-- CONSIGNE ÉCRITE A --
Répondez à ces questions d'après le texte à lire :
(i) Comment appelle-t-on un souverain au-dessus des lois ?
(ii) Par quel système la France dicte-t-elle certaines sanctions ?
(iii) Qu'est-ce qui est une denrée rare en Afrique francophone ?

-- TEXTE À LIRE --
S : Y a-t-il une différence entre coup d'Etat constitutionnel et coup d'Etat militaire ?

N.S.S : Oui, bien entendu, il y a une différence de nature institutionnelle. L'un fait référence à un coup d'Etat, une violation des principes constitutionnels en vigueur par ceux qui sont arrivés au pouvoir par des moyens constitutionnels. L'autre fait référence à un coup d'Etat, une violation des principes constitutionnels en vigueur par ceux qui au regard de la loi ne devraient pas se retrouver à la tête de l'Etat. Si on devait utiliser un autre langage, on ferait la distinction entre le despote (un souverain au-dessus des lois) et un tyran (quelqu'un qui arrive au pouvoir par des moyens illégitimes). Rousseau disait : « le tyran peut ne pas être despote mais le despote est toujours tyran ».

S : Comprenez-vous cette attitude de la CEDEAO ou de certaines puissances ou organisations internationales, qui sont muettes sur les coups d'Etat constitutionnels et promptes à condamner les coups d'Etat militaires ?

N.S.S : En Afrique et chez la « communauté internationale », au regard des condamnations et sanctions contre certains putschs militaires, on peut dire qu'il y a une préférence pour le despotisme sur la tyrannie. Or, ce sont les coups d'Etat permanents contre les principes constitutionnels qui ont parfois conduit au renversement de gouvernements civils par des régimes militaires. J'ajouterais, comme nous le voyons tous, pour l'Occident et la « communauté internationale », il y a les bons coups d'Etat militaires et les mauvais. Tout est dans la nuance ! C'est vouloir faire avaler des couleuvres aux populations que de leur faire croire que ceux qui imposent des sanctions illégales, dont certaines dictées par la France à travers le système CFA, sont eux-mêmes soucieux de la légalité.

S : Les médias africains sont censés jouer un grand rôle dans le renforcement des processus démocratiques et la bonne gouvernance sur le continent. Sur ce terrain, jusque-là, la presse africaine a-t-elle pleinement joué sa partition ?

N.S.S : Les contradictions qui affectent nos sociétés n'épargnent pas la sphère des médias. Des médias professionnels, indépendants au niveau de leur ligne éditoriale et qui arrivent à travailler correctement sont une denrée rare en Afrique francophone. Quand ils ne sont pas captés par des logiques partisanes ou oligarchiques voire impérialistes, ils peuvent faire les frais de la répression des régimes en place, militaires comme civils. C'est devenu la croix et la bannière pour les journalistes qui veulent juste exercer leur métier.

S : Il y a une certaine dynamique en cours sur le continent, portée par la jeunesse qui est hostile à la Françafrique. Certains la qualifient de sentiment anti-français ou antipolitique française en Afrique. Mais on a l'impression que la France n'a pas encore pris la pleine mesure de cette réalité qui devrait l'amener à reconsidérer ses relations avec ces anciennes colonies...

-- PARTIE DONNÉES --
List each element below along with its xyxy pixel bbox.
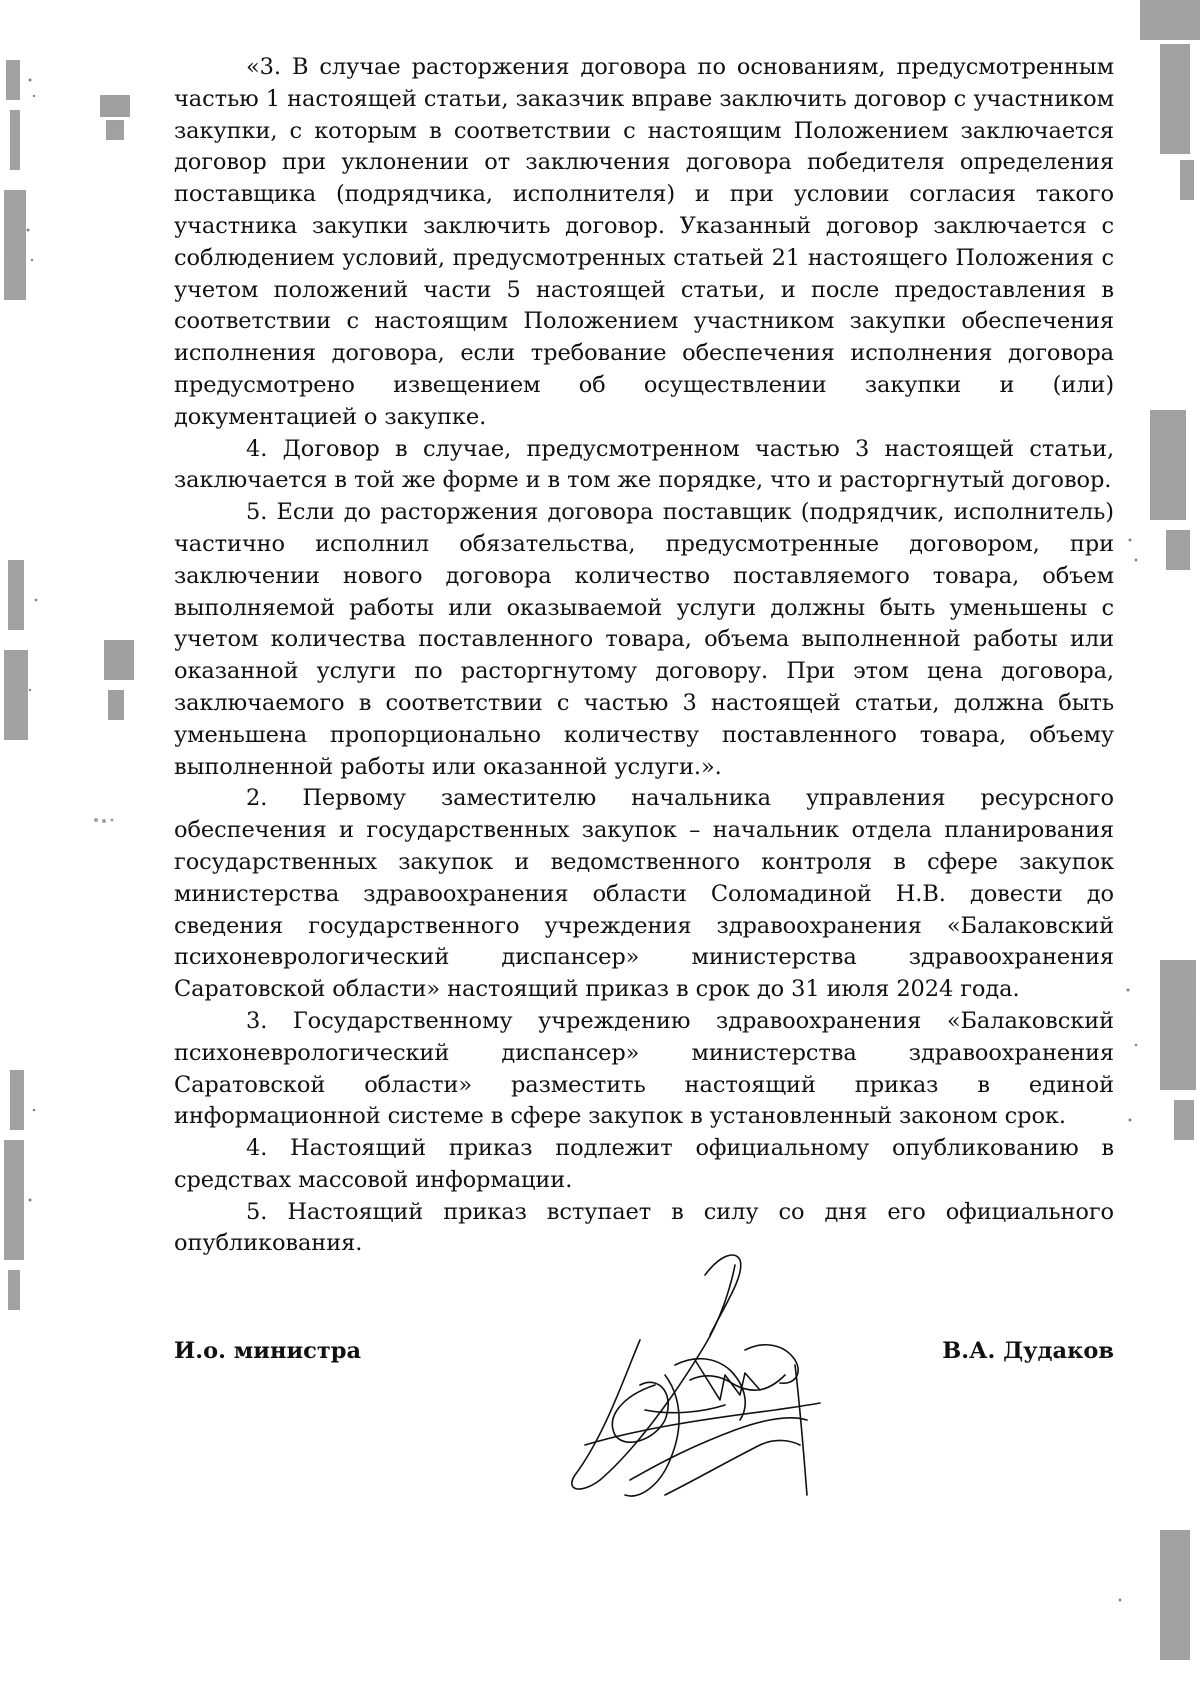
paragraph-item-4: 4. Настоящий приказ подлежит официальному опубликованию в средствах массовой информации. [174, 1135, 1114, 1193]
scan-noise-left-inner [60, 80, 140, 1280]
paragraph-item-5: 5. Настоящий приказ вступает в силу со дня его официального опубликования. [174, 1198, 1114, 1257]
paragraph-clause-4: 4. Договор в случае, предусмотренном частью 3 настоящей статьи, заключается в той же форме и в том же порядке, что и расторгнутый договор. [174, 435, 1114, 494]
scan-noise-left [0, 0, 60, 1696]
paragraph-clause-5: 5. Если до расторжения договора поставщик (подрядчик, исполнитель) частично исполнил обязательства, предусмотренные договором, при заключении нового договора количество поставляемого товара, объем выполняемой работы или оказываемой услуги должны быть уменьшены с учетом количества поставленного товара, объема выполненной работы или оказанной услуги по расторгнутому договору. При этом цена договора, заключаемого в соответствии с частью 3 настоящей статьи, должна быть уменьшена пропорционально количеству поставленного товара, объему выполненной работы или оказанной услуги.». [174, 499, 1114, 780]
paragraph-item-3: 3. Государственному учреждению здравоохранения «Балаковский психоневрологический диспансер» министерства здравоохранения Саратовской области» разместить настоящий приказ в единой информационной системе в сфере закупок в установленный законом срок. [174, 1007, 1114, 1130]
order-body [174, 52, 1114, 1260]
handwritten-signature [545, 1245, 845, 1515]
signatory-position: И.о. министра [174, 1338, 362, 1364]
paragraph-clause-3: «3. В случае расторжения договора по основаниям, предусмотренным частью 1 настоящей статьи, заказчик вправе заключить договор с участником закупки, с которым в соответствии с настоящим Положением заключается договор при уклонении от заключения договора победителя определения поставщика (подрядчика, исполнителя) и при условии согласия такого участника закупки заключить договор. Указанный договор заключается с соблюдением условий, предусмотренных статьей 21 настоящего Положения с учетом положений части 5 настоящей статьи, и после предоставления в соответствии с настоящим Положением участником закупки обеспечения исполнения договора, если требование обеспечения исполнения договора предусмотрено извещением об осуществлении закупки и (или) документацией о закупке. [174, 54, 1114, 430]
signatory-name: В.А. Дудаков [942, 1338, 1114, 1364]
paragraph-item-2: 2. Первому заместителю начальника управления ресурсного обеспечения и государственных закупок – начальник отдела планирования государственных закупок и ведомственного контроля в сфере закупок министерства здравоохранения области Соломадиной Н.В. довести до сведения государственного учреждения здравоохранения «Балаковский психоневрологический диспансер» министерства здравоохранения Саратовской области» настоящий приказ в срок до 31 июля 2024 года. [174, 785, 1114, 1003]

-- CONSIGNE ÉCRITE B --
Reproduisez tel quel, dans les enregistrements, tout ce qui va de la ligne qui contient « paragraph-item-4: 4. Настоящий » à la ligne qui contient « scan-noise-left-inner [60, 80, 140, 1280] », ces deux lignes comprises.

-- RÉPONSE COMPLÈTE A --
(i) Le despote.
(ii) Le système CFA.
(iii) Des médias professionnels, indépendants au niveau de leur ligne éditoriale et qui arrivent à travailler correctement.

-- RÉPONSE COMPLÈTE B --
paragraph-item-4: 4. Настоящий приказ подлежит официальному опубликованию в средствах массовой информации. [174, 1135, 1114, 1193]
scan-noise-left-inner [60, 80, 140, 1280]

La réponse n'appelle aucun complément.